#### REQUIREMENT:
Each entry needs to be restated exactly as written.

Begin DATA SHOWN

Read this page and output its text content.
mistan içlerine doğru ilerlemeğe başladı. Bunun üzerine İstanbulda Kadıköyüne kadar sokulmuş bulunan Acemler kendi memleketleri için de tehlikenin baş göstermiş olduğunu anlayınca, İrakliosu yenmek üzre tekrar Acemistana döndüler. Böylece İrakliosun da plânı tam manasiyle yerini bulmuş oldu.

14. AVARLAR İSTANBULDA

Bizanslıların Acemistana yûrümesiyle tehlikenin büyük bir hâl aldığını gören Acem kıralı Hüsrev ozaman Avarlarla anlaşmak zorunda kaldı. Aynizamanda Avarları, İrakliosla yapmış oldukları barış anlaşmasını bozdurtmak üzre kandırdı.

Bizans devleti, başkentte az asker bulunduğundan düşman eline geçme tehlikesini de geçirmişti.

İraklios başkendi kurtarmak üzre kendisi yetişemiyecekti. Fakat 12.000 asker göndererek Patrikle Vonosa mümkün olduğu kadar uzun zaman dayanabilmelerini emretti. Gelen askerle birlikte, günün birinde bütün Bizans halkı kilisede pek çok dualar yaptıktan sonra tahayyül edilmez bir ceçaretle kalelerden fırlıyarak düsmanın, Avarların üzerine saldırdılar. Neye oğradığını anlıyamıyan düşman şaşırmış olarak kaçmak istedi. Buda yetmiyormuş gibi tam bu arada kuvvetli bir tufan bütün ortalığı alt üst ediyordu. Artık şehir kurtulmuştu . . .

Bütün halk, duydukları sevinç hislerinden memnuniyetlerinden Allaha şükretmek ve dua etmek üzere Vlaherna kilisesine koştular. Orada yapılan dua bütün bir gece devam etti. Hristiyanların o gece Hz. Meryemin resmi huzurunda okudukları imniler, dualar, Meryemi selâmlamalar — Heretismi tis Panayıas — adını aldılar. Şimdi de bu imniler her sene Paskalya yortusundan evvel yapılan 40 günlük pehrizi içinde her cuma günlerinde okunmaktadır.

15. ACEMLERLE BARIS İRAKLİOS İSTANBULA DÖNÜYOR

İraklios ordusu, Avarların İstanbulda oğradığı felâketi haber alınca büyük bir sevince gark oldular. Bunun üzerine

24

End DATA SHOWN

#### RESPONSE:
Read this page and output its text content.
mistan içlerine doğru ilerlemeğe başladı. Bunun üzerine İstanbulda Kadıköyüne kadar sokulmuş bulunan Acemler kendi memleketleri için de tehlikenin baş göstermiş olduğunu anlayınca, İrakliosu yenmek üzre tekrar Acemistana döndüler. Böylece İrakliosun da plânı tam manasiyle yerini bulmuş oldu.

14. AVARLAR İSTANBULDA

Bizanslıların Acemistana yûrümesiyle tehlikenin büyük bir hâl aldığını gören Acem kıralı Hüsrev ozaman Avarlarla anlaşmak zorunda kaldı. Aynizamanda Avarları, İrakliosla yapmış oldukları barış anlaşmasını bozdurtmak üzre kandırdı.

Bizans devleti, başkentte az asker bulunduğundan düşman eline geçme tehlikesini de geçirmişti.

İraklios başkendi kurtarmak üzre kendisi yetişemiyecekti. Fakat 12.000 asker göndererek Patrikle Vonosa mümkün olduğu kadar uzun zaman dayanabilmelerini emretti. Gelen askerle birlikte, günün birinde bütün Bizans halkı kilisede pek çok dualar yaptıktan sonra tahayyül edilmez bir ceçaretle kalelerden fırlıyarak düsmanın, Avarların üzerine saldırdılar. Neye oğradığını anlıyamıyan düşman şaşırmış olarak kaçmak istedi. Buda yetmiyormuş gibi tam bu arada kuvvetli bir tufan bütün ortalığı alt üst ediyordu. Artık şehir kurtulmuştu . . .

Bütün halk, duydukları sevinç hislerinden memnuniyetlerinden Allaha şükretmek ve dua etmek üzere Vlaherna kilisesine koştular. Orada yapılan dua bütün bir gece devam etti. Hristiyanların o gece Hz. Meryemin resmi huzurunda okudukları imniler, dualar, Meryemi selâmlamalar — Heretismi tis Panayıas — adını aldılar. Şimdi de bu imniler her sene Paskalya yortusundan evvel yapılan 40 günlük pehrizi içinde her cuma günlerinde okunmaktadır.

15. ACEMLERLE BARIS İRAKLİOS İSTANBULA DÖNÜYOR

İraklios ordusu, Avarların İstanbulda oğradığı felâketi haber alınca büyük bir sevince gark oldular. Bunun üzerine

24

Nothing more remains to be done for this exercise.